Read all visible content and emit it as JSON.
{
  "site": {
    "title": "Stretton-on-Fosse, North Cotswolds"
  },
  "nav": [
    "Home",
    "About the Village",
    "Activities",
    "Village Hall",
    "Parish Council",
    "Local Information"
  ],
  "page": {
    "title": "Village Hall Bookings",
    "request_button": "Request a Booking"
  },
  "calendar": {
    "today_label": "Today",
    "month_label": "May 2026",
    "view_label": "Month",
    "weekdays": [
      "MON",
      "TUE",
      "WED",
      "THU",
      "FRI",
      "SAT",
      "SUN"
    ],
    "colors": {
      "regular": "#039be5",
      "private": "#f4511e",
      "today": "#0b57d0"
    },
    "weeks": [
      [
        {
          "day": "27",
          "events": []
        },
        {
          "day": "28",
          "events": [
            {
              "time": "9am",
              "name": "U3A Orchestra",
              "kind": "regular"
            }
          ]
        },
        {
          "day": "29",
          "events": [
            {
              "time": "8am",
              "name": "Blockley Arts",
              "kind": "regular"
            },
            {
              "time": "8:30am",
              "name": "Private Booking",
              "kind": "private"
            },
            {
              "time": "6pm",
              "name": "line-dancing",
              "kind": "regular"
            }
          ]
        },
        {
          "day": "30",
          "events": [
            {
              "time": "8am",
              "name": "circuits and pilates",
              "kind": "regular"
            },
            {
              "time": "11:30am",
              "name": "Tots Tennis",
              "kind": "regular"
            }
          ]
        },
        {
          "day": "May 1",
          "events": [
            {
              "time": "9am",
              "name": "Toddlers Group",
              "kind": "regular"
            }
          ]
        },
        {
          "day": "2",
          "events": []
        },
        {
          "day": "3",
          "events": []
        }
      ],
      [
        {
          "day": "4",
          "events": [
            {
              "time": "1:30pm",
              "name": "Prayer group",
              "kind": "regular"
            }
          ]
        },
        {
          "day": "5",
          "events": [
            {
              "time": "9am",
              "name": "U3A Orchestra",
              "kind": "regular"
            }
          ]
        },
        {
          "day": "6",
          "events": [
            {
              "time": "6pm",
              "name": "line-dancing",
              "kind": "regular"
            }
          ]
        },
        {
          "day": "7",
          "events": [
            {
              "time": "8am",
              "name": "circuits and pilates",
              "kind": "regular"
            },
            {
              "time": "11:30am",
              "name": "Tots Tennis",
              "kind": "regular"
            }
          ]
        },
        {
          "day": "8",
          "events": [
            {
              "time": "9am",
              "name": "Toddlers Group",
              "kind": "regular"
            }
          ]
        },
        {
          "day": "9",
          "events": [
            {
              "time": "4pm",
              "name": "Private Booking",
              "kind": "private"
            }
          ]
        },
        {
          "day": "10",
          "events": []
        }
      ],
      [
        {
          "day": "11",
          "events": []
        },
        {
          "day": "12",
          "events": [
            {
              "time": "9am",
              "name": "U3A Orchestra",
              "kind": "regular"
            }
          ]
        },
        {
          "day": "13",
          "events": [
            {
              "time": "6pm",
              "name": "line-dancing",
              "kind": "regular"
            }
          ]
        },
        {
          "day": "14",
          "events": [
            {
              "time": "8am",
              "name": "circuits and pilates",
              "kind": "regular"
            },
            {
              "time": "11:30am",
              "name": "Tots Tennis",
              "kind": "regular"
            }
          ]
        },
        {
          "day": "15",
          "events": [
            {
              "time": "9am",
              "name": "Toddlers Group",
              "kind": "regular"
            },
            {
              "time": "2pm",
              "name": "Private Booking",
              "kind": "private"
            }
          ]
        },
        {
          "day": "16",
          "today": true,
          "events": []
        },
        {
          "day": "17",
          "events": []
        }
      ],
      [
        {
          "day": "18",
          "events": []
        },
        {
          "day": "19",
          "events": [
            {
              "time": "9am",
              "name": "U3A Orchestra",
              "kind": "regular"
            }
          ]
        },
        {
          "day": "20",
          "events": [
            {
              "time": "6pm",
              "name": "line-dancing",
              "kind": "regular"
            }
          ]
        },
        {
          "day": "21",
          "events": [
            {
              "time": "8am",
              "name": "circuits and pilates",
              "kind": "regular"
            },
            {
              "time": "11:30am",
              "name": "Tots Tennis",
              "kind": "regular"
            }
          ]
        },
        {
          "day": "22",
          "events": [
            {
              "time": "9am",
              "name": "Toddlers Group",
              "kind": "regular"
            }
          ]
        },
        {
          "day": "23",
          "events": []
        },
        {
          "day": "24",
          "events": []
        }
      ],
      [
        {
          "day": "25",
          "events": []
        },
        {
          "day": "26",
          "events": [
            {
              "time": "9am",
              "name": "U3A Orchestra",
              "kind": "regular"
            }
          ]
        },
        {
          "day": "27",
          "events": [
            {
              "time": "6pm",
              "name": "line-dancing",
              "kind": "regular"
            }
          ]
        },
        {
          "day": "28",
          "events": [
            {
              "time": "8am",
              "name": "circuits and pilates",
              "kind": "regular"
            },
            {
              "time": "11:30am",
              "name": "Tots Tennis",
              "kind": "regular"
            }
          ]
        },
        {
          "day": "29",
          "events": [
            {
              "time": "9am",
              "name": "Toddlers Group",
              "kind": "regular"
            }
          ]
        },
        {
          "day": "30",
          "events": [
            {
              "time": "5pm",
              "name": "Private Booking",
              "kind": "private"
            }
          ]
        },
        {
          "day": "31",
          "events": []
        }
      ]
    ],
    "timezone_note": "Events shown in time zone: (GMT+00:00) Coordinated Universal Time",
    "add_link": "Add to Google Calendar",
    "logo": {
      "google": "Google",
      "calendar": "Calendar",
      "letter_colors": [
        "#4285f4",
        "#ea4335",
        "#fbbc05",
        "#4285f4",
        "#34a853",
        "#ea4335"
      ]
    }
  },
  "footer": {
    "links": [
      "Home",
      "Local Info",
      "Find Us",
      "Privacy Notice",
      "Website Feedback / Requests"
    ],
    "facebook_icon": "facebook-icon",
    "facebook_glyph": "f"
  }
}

# # # #

● **WHAT THIS TASK INVOLVES**
Repeat the entries above exactly, leaving nothing out.

● **EXPECTED ANSWER**
Read all visible content and emit it as JSON.
{
  "site": {
    "title": "Stretton-on-Fosse, North Cotswolds"
  },
  "nav": [
    "Home",
    "About the Village",
    "Activities",
    "Village Hall",
    "Parish Council",
    "Local Information"
  ],
  "page": {
    "title": "Village Hall Bookings",
    "request_button": "Request a Booking"
  },
  "calendar": {
    "today_label": "Today",
    "month_label": "May 2026",
    "view_label": "Month",
    "weekdays": [
      "MON",
      "TUE",
      "WED",
      "THU",
      "FRI",
      "SAT",
      "SUN"
    ],
    "colors": {
      "regular": "#039be5",
      "private": "#f4511e",
      "today": "#0b57d0"
    },
    "weeks": [
      [
        {
          "day": "27",
          "events": []
        },
        {
          "day": "28",
          "events": [
            {
              "time": "9am",
              "name": "U3A Orchestra",
              "kind": "regular"
            }
          ]
        },
        {
          "day": "29",
          "events": [
            {
              "time": "8am",
              "name": "Blockley Arts",
              "kind": "regular"
            },
            {
              "time": "8:30am",
              "name": "Private Booking",
              "kind": "private"
            },
            {
              "time": "6pm",
              "name": "line-dancing",
              "kind": "regular"
            }
          ]
        },
        {
          "day": "30",
          "events": [
            {
              "time": "8am",
              "name": "circuits and pilates",
              "kind": "regular"
            },
            {
              "time": "11:30am",
              "name": "Tots Tennis",
              "kind": "regular"
            }
          ]
        },
        {
          "day": "May 1",
          "events": [
            {
              "time": "9am",
              "name": "Toddlers Group",
              "kind": "regular"
            }
          ]
        },
        {
          "day": "2",
          "events": []
        },
        {
          "day": "3",
          "events": []
        }
      ],
      [
        {
          "day": "4",
          "events": [
            {
              "time": "1:30pm",
              "name": "Prayer group",
              "kind": "regular"
            }
          ]
        },
        {
          "day": "5",
          "events": [
            {
              "time": "9am",
              "name": "U3A Orchestra",
              "kind": "regular"
            }
          ]
        },
        {
          "day": "6",
          "events": [
            {
              "time": "6pm",
              "name": "line-dancing",
              "kind": "regular"
            }
          ]
        },
        {
          "day": "7",
          "events": [
            {
              "time": "8am",
              "name": "circuits and pilates",
              "kind": "regular"
            },
            {
              "time": "11:30am",
              "name": "Tots Tennis",
              "kind": "regular"
            }
          ]
        },
        {
          "day": "8",
          "events": [
            {
              "time": "9am",
              "name": "Toddlers Group",
              "kind": "regular"
            }
          ]
        },
        {
          "day": "9",
          "events": [
            {
              "time": "4pm",
              "name": "Private Booking",
              "kind": "private"
            }
          ]
        },
        {
          "day": "10",
          "events": []
        }
      ],
      [
        {
          "day": "11",
          "events": []
        },
        {
          "day": "12",
          "events": [
            {
              "time": "9am",
              "name": "U3A Orchestra",
              "kind": "regular"
            }
          ]
        },
        {
          "day": "13",
          "events": [
            {
              "time": "6pm",
              "name": "line-dancing",
              "kind": "regular"
            }
          ]
        },
        {
          "day": "14",
          "events": [
            {
              "time": "8am",
              "name": "circuits and pilates",
              "kind": "regular"
            },
            {
              "time": "11:30am",
              "name": "Tots Tennis",
              "kind": "regular"
            }
          ]
        },
        {
          "day": "15",
          "events": [
            {
              "time": "9am",
              "name": "Toddlers Group",
              "kind": "regular"
            },
            {
              "time": "2pm",
              "name": "Private Booking",
              "kind": "private"
            }
          ]
        },
        {
          "day": "16",
          "today": true,
          "events": []
        },
        {
          "day": "17",
          "events": []
        }
      ],
      [
        {
          "day": "18",
          "events": []
        },
        {
          "day": "19",
          "events": [
            {
              "time": "9am",
              "name": "U3A Orchestra",
              "kind": "regular"
            }
          ]
        },
        {
          "day": "20",
          "events": [
            {
              "time": "6pm",
              "name": "line-dancing",
              "kind": "regular"
            }
          ]
        },
        {
          "day": "21",
          "events": [
            {
              "time": "8am",
              "name": "circuits and pilates",
              "kind": "regular"
            },
            {
              "time": "11:30am",
              "name": "Tots Tennis",
              "kind": "regular"
            }
          ]
        },
        {
          "day": "22",
          "events": [
            {
              "time": "9am",
              "name": "Toddlers Group",
              "kind": "regular"
            }
          ]
        },
        {
          "day": "23",
          "events": []
        },
        {
          "day": "24",
          "events": []
        }
      ],
      [
        {
          "day": "25",
          "events": []
        },
        {
          "day": "26",
          "events": [
            {
              "time": "9am",
              "name": "U3A Orchestra",
              "kind": "regular"
            }
          ]
        },
        {
          "day": "27",
          "events": [
            {
              "time": "6pm",
              "name": "line-dancing",
              "kind": "regular"
            }
          ]
        },
        {
          "day": "28",
          "events": [
            {
              "time": "8am",
              "name": "circuits and pilates",
              "kind": "regular"
            },
            {
              "time": "11:30am",
              "name": "Tots Tennis",
              "kind": "regular"
            }
          ]
        },
        {
          "day": "29",
          "events": [
            {
              "time": "9am",
              "name": "Toddlers Group",
              "kind": "regular"
            }
          ]
        },
        {
          "day": "30",
          "events": [
            {
              "time": "5pm",
              "name": "Private Booking",
              "kind": "private"
            }
          ]
        },
        {
          "day": "31",
          "events": []
        }
      ]
    ],
    "timezone_note": "Events shown in time zone: (GMT+00:00) Coordinated Universal Time",
    "add_link": "Add to Google Calendar",
    "logo": {
      "google": "Google",
      "calendar": "Calendar",
      "letter_colors": [
        "#4285f4",
        "#ea4335",
        "#fbbc05",
        "#4285f4",
        "#34a853",
        "#ea4335"
      ]
    }
  },
  "footer": {
    "links": [
      "Home",
      "Local Info",
      "Find Us",
      "Privacy Notice",
      "Website Feedback / Requests"
    ],
    "facebook_icon": "facebook-icon",
    "facebook_glyph": "f"
  }
}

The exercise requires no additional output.